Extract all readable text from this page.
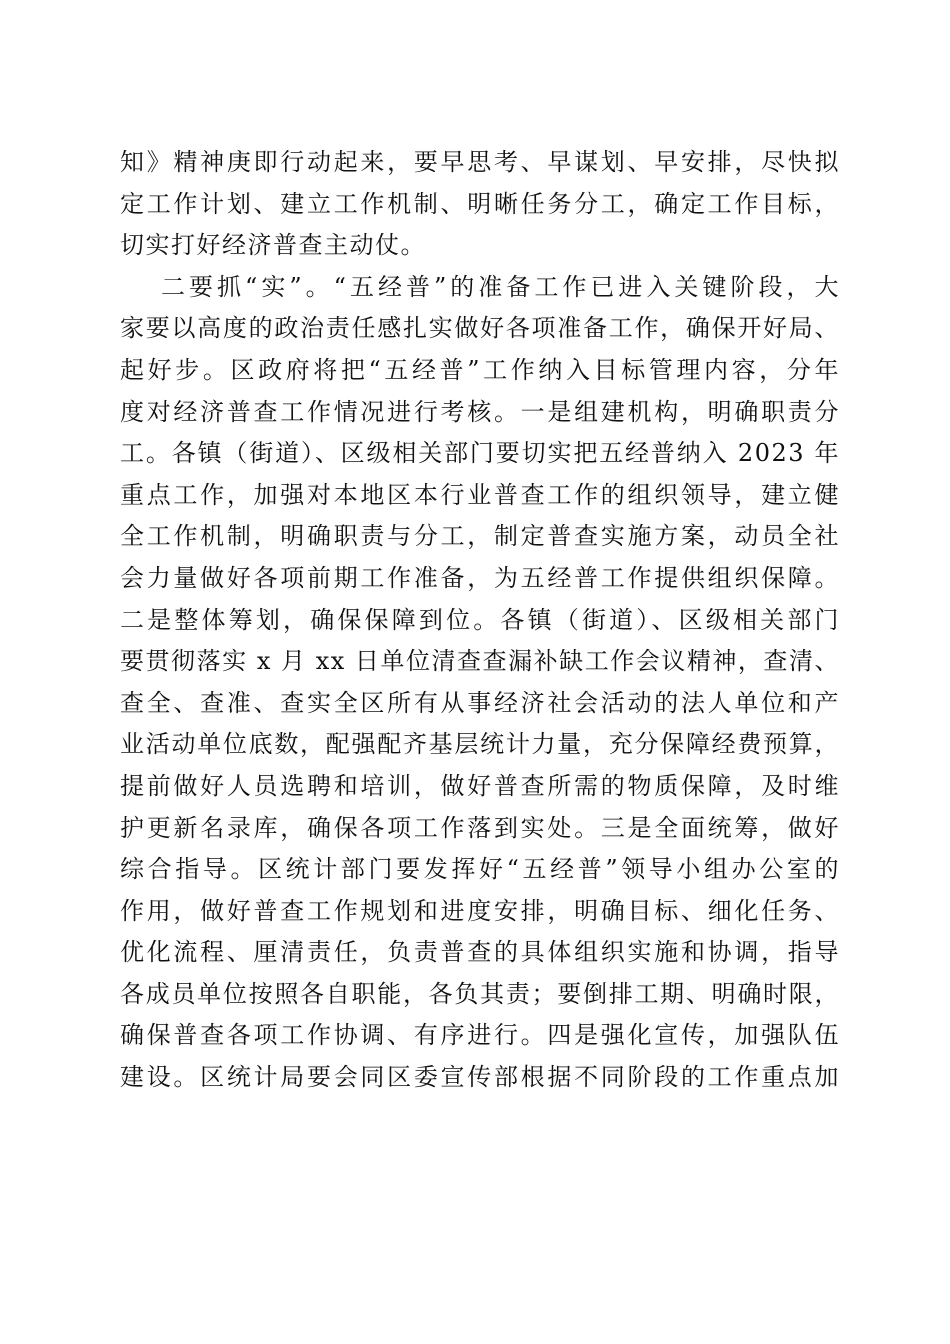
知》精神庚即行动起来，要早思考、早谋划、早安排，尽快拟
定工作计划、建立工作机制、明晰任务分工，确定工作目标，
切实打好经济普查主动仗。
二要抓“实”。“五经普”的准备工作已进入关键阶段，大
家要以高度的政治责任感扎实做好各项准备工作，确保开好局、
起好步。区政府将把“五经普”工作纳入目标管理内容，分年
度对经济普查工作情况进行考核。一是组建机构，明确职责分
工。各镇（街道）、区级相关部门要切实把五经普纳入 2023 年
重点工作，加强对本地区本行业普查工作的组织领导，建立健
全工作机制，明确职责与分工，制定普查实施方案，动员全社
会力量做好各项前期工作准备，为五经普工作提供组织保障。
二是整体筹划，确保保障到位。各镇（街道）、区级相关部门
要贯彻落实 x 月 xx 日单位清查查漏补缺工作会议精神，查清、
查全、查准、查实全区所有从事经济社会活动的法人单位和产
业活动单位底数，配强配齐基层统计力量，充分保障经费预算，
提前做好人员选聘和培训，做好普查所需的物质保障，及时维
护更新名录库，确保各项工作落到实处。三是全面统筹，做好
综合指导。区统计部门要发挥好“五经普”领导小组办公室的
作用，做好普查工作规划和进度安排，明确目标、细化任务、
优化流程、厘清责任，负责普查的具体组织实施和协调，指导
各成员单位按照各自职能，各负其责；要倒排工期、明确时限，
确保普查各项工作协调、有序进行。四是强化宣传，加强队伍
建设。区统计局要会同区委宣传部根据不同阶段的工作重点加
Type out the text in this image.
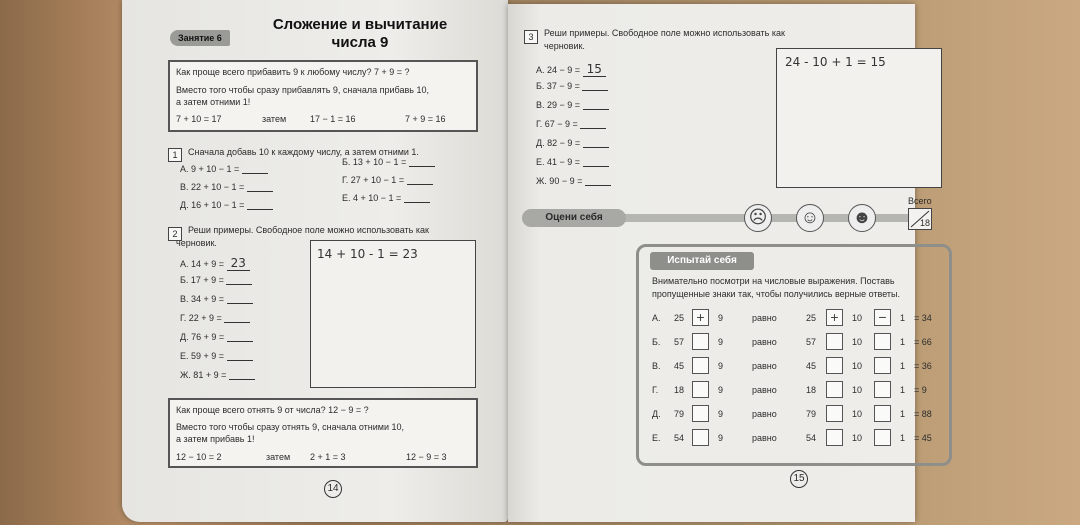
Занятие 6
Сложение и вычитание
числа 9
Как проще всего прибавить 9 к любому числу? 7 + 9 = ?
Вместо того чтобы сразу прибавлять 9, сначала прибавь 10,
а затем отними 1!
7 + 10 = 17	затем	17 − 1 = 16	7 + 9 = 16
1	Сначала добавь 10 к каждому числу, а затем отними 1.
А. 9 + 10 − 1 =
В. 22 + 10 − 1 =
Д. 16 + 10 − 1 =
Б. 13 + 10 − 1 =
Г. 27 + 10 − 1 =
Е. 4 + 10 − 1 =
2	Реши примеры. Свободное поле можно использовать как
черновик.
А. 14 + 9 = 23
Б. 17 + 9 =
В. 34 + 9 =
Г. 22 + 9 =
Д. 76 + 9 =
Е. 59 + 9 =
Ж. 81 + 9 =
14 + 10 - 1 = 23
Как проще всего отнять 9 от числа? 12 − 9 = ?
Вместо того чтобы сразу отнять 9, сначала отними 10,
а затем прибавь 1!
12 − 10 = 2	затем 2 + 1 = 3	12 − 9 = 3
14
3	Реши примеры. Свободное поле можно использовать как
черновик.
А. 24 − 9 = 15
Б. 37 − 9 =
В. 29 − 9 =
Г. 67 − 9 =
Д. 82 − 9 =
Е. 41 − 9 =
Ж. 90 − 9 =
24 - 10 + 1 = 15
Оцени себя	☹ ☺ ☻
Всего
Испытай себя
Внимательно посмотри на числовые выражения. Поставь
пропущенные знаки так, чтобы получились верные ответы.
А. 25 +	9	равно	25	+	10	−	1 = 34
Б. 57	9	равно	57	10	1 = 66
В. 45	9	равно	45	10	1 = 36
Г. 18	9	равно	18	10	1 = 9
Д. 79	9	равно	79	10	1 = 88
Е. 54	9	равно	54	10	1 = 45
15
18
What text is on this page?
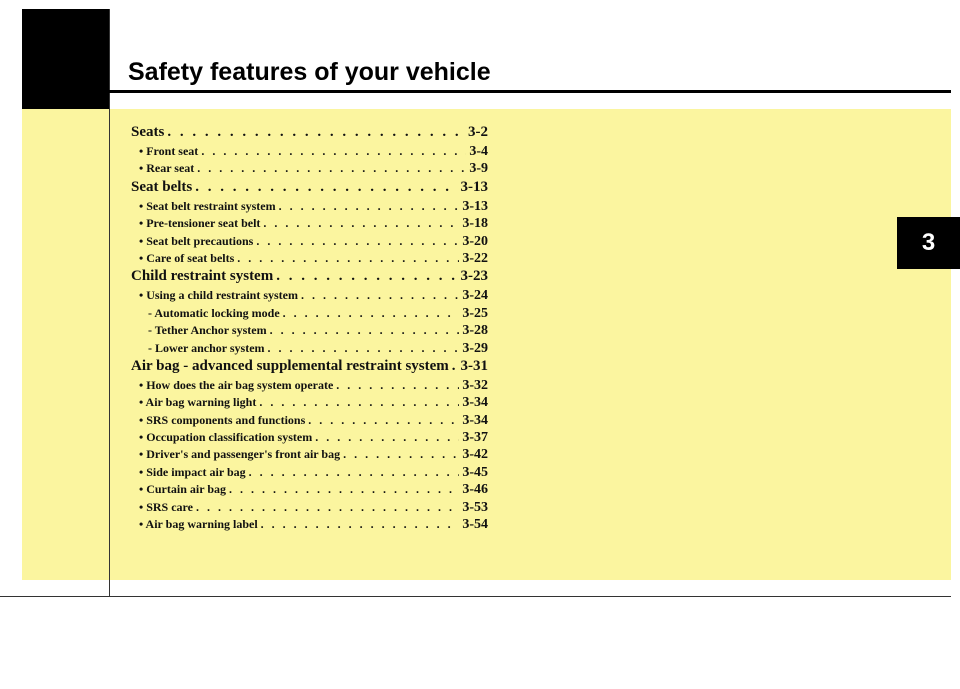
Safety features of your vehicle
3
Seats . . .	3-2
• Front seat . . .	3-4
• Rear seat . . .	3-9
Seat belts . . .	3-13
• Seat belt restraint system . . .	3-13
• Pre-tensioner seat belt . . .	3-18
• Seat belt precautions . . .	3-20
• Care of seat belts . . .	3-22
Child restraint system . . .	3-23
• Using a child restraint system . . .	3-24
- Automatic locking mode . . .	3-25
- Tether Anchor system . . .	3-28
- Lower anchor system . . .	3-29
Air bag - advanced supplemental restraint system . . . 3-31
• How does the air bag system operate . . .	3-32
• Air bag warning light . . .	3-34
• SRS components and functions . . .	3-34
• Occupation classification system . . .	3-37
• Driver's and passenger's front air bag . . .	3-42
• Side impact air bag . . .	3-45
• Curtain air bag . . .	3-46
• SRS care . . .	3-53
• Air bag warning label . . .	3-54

——

### GIVEN TASK
Write out the data precisely as given, excluding the pictures.

### ANSWER FOR THIS EXERCISE
Extract all readable text from this page.
知》精神庚即行动起来，要早思考、早谋划、早安排，尽快拟
定工作计划、建立工作机制、明晰任务分工，确定工作目标，
切实打好经济普查主动仗。
二要抓“实”。“五经普”的准备工作已进入关键阶段，大
家要以高度的政治责任感扎实做好各项准备工作，确保开好局、
起好步。区政府将把“五经普”工作纳入目标管理内容，分年
度对经济普查工作情况进行考核。一是组建机构，明确职责分
工。各镇（街道）、区级相关部门要切实把五经普纳入 2023 年
重点工作，加强对本地区本行业普查工作的组织领导，建立健
全工作机制，明确职责与分工，制定普查实施方案，动员全社
会力量做好各项前期工作准备，为五经普工作提供组织保障。
二是整体筹划，确保保障到位。各镇（街道）、区级相关部门
要贯彻落实 x 月 xx 日单位清查查漏补缺工作会议精神，查清、
查全、查准、查实全区所有从事经济社会活动的法人单位和产
业活动单位底数，配强配齐基层统计力量，充分保障经费预算，
提前做好人员选聘和培训，做好普查所需的物质保障，及时维
护更新名录库，确保各项工作落到实处。三是全面统筹，做好
综合指导。区统计部门要发挥好“五经普”领导小组办公室的
作用，做好普查工作规划和进度安排，明确目标、细化任务、
优化流程、厘清责任，负责普查的具体组织实施和协调，指导
各成员单位按照各自职能，各负其责；要倒排工期、明确时限，
确保普查各项工作协调、有序进行。四是强化宣传，加强队伍
建设。区统计局要会同区委宣传部根据不同阶段的工作重点加
Type out the text in this image.
Занятие 6
Сложение и вычитание
числа 9
Как проще всего прибавить 9 к любому числу? 7 + 9 = ?
Вместо того чтобы сразу прибавлять 9, сначала прибавь 10,
а затем отними 1!
7 + 10 = 17	затем	17 − 1 = 16	7 + 9 = 16
1	Сначала добавь 10 к каждому числу, а затем отними 1.
А. 9 + 10 − 1 =
В. 22 + 10 − 1 =
Д. 16 + 10 − 1 =
Б. 13 + 10 − 1 =
Г. 27 + 10 − 1 =
Е. 4 + 10 − 1 =
2	Реши примеры. Свободное поле можно использовать как
черновик.
А. 14 + 9 = 23
Б. 17 + 9 =
В. 34 + 9 =
Г. 22 + 9 =
Д. 76 + 9 =
Е. 59 + 9 =
Ж. 81 + 9 =
14 + 10 - 1 = 23
Как проще всего отнять 9 от числа? 12 − 9 = ?
Вместо того чтобы сразу отнять 9, сначала отними 10,
а затем прибавь 1!
12 − 10 = 2	затем 2 + 1 = 3	12 − 9 = 3
14
3	Реши примеры. Свободное поле можно использовать как
черновик.
А. 24 − 9 = 15
Б. 37 − 9 =
В. 29 − 9 =
Г. 67 − 9 =
Д. 82 − 9 =
Е. 41 − 9 =
Ж. 90 − 9 =
24 - 10 + 1 = 15
Оцени себя	☹ ☺ ☻
Всего
Испытай себя
Внимательно посмотри на числовые выражения. Поставь
пропущенные знаки так, чтобы получились верные ответы.
А. 25 +	9	равно	25	+	10	−	1 = 34
Б. 57	9	равно	57	10	1 = 66
В. 45	9	равно	45	10	1 = 36
Г. 18	9	равно	18	10	1 = 9
Д. 79	9	равно	79	10	1 = 88
Е. 54	9	равно	54	10	1 = 45
15
18
What text is on this page?
Safety features of your vehicle
3
Seats . . .	3-2
• Front seat . . .	3-4
• Rear seat . . .	3-9
Seat belts . . .	3-13
• Seat belt restraint system . . .	3-13
• Pre-tensioner seat belt . . .	3-18
• Seat belt precautions . . .	3-20
• Care of seat belts . . .	3-22
Child restraint system . . .	3-23
• Using a child restraint system . . .	3-24
- Automatic locking mode . . .	3-25
- Tether Anchor system . . .	3-28
- Lower anchor system . . .	3-29
Air bag - advanced supplemental restraint system . . . 3-31
• How does the air bag system operate . . .	3-32
• Air bag warning light . . .	3-34
• SRS components and functions . . .	3-34
• Occupation classification system . . .	3-37
• Driver's and passenger's front air bag . . .	3-42
• Side impact air bag . . .	3-45
• Curtain air bag . . .	3-46
• SRS care . . .	3-53
• Air bag warning label . . .	3-54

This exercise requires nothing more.